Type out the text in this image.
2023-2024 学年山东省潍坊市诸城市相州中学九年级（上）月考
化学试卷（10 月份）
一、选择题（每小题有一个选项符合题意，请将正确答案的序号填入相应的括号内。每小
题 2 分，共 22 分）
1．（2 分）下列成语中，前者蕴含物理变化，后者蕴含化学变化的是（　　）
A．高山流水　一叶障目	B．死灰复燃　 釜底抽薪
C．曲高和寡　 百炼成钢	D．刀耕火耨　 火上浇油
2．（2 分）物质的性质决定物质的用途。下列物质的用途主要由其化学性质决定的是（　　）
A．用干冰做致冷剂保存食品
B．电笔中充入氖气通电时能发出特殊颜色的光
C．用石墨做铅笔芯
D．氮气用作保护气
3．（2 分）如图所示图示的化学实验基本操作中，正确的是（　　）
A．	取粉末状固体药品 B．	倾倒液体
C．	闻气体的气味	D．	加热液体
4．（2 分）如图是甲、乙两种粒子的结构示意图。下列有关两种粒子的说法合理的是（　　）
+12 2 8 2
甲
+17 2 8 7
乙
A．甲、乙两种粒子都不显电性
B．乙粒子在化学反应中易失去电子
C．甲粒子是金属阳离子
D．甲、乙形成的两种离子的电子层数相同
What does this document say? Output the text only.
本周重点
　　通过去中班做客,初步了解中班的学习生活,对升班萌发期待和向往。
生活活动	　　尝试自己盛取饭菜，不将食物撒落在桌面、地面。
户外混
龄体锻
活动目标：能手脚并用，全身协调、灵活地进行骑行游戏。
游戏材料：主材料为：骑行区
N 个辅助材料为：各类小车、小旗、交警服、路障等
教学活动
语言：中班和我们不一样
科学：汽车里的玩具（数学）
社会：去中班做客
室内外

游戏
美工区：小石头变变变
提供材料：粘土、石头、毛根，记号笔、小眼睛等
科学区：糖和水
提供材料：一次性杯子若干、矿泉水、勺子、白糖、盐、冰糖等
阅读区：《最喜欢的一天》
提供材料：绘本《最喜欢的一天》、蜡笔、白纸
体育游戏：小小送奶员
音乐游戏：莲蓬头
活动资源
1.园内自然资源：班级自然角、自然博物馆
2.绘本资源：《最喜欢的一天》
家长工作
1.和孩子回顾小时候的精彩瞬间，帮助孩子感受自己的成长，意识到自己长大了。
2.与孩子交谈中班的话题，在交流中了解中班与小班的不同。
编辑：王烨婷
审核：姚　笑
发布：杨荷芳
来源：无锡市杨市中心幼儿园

++++++

• _THE REQUEST_:
List every line from the entries above in which "最喜欢的一天" appears.

• _COMPLETE OUTPUT_:
阅读区：《最喜欢的一天》
提供材料：绘本《最喜欢的一天》、蜡笔、白纸
2.绘本资源：《最喜欢的一天》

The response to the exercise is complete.